*Set task*
For each line in the data below that holds "Средняя", return a copy.

┄┄┄┄┄┄┄┄┄┄┄┄┄┄┄┄┄┄┄┄

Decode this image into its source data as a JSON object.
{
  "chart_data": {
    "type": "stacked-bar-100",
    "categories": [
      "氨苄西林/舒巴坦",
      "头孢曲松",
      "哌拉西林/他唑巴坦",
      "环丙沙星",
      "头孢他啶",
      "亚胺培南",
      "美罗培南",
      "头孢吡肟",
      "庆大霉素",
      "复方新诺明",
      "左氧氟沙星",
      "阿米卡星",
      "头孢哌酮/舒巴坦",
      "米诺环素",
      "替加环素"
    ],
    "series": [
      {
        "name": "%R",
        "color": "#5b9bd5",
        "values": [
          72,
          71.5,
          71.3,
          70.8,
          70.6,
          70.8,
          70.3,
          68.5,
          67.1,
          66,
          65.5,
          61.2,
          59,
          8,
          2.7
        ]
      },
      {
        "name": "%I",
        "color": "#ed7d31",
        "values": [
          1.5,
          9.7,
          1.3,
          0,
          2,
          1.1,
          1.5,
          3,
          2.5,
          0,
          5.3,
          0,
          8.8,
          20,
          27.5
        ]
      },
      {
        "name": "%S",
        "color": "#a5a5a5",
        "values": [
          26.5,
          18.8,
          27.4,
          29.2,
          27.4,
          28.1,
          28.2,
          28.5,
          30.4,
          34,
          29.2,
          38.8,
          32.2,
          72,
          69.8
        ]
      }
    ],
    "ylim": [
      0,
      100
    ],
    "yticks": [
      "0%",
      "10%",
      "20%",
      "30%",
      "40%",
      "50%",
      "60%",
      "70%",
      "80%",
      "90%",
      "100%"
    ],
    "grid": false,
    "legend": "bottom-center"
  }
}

┄┄┄┄┄┄┄┄┄┄┄┄┄┄┄┄┄┄┄┄

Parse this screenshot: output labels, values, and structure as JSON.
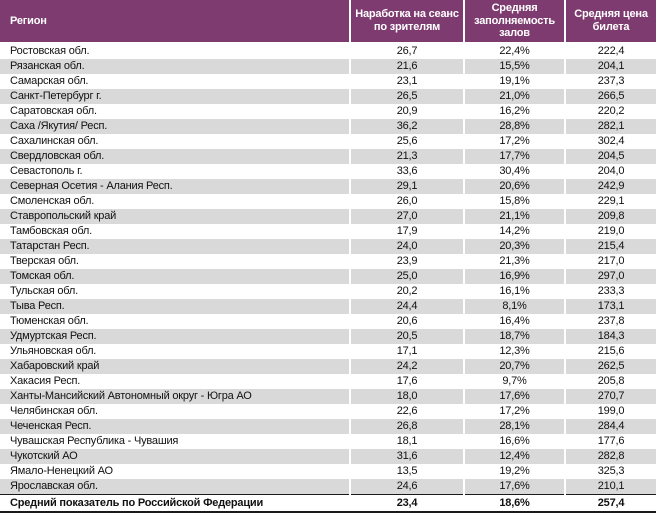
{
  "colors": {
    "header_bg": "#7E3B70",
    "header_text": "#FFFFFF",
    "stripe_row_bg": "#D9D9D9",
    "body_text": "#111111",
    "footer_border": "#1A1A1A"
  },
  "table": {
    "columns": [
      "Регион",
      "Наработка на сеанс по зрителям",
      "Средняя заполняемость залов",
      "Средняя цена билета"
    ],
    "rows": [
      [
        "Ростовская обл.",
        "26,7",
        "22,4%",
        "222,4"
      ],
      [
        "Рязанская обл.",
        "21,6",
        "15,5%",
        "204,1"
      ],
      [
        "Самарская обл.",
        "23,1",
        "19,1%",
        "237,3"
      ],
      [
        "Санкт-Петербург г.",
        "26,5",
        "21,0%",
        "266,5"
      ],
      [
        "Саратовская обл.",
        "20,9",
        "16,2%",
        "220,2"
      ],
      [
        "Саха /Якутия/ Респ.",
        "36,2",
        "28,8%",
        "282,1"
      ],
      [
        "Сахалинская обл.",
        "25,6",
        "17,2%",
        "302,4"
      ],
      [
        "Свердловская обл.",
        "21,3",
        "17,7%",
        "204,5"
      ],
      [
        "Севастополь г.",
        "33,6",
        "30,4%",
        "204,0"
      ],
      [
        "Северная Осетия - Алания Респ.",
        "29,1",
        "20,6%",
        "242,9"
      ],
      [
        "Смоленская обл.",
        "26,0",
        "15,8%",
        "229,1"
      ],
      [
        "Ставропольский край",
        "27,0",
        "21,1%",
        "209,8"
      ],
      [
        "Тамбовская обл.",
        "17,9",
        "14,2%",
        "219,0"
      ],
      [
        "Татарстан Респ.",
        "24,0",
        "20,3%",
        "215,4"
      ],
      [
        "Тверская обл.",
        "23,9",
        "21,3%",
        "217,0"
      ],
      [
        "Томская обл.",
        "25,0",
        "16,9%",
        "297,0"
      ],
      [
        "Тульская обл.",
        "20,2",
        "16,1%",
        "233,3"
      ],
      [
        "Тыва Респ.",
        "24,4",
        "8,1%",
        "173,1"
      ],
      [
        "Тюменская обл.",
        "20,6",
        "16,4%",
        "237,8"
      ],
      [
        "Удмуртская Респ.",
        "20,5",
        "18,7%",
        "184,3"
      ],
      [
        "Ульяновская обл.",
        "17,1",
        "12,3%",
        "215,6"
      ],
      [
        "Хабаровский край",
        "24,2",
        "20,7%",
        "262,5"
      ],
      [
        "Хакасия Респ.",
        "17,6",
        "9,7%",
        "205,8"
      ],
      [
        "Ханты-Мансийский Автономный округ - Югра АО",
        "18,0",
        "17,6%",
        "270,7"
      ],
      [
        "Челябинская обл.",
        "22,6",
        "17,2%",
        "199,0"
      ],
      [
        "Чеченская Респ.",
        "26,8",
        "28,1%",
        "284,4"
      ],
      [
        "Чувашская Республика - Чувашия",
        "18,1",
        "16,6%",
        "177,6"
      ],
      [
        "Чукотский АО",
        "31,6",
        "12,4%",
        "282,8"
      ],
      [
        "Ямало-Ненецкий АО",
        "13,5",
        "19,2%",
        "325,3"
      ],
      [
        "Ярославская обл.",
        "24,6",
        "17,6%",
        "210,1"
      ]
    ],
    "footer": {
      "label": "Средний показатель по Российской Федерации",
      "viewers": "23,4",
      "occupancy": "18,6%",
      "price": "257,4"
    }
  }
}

┄┄┄┄┄┄┄┄┄┄┄┄┄┄┄┄┄┄┄┄

*Written response*
      "Средняя заполняемость залов",
      "Средняя цена билета"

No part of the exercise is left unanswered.